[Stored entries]
+-------+
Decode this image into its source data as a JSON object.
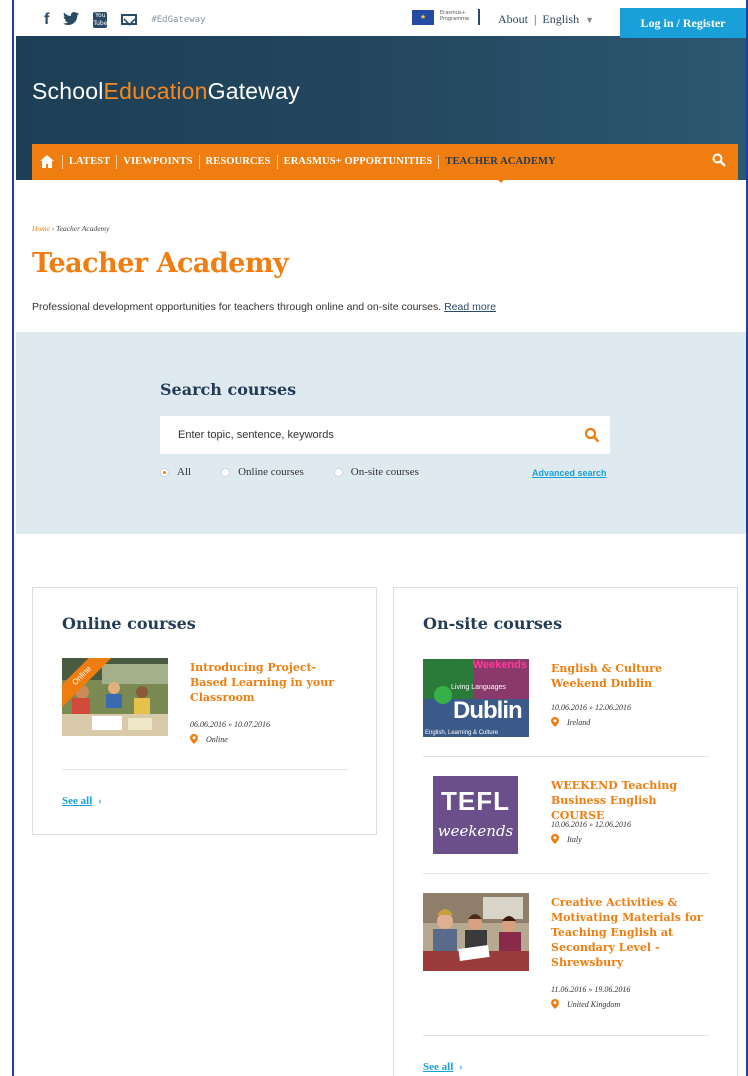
{
  "topbar": {
    "social_icons": [
      "facebook-icon",
      "twitter-icon",
      "youtube-icon",
      "mail-icon"
    ],
    "youtube_text": "You Tube",
    "hashtag": "#EdGateway",
    "eu_text": "Erasmus+ Programme",
    "about": "About",
    "separator": "|",
    "language": "English",
    "login": "Log in / Register"
  },
  "logo": {
    "part1": "School",
    "part2": "Education",
    "part3": "Gateway"
  },
  "nav": {
    "items": [
      "LATEST",
      "VIEWPOINTS",
      "RESOURCES",
      "ERASMUS+ OPPORTUNITIES",
      "TEACHER ACADEMY"
    ],
    "active": "TEACHER ACADEMY"
  },
  "breadcrumb": {
    "home": "Home",
    "sep": " › ",
    "current": "Teacher Academy"
  },
  "page": {
    "title": "Teacher Academy",
    "intro": "Professional development opportunities for teachers through online and on-site courses.",
    "read_more": "Read more"
  },
  "search": {
    "title": "Search courses",
    "placeholder": "Enter topic, sentence, keywords",
    "radios": [
      "All",
      "Online courses",
      "On-site courses"
    ],
    "selected": "All",
    "advanced": "Advanced search"
  },
  "online": {
    "heading": "Online courses",
    "ribbon": "Online",
    "courses": [
      {
        "title": "Introducing Project-Based Learning in your Classroom",
        "dates": "06.06.2016 » 10.07.2016",
        "location": "Online"
      }
    ],
    "see_all": "See all"
  },
  "onsite": {
    "heading": "On-site courses",
    "courses": [
      {
        "title": "English & Culture Weekend Dublin",
        "dates": "10.06.2016 » 12.06.2016",
        "location": "Ireland",
        "thumb_text": [
          "Weekends",
          "Living Languages",
          "Dublin",
          "English, Learning & Culture"
        ]
      },
      {
        "title": "WEEKEND Teaching Business English COURSE",
        "dates": "10.06.2016 » 12.06.2016",
        "location": "Italy",
        "thumb_text": [
          "TEFL",
          "weekends"
        ]
      },
      {
        "title": "Creative Activities & Motivating Materials for Teaching English at Secondary Level - Shrewsbury",
        "dates": "11.06.2016 » 19.06.2016",
        "location": "United Kingdom"
      }
    ],
    "see_all": "See all"
  },
  "colors": {
    "orange": "#ef7d0f",
    "navy": "#243c55",
    "blue": "#1aa0d8",
    "band": "#dfe9f0"
  }
}
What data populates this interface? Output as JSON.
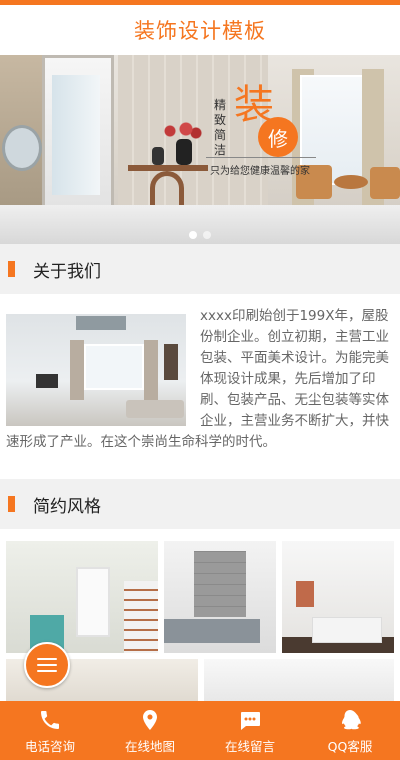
+-------+
For the listing above, identify each line bearing "this".

Decode this image into its source data as a JSON object.
What data populates this interface? Output as JSON.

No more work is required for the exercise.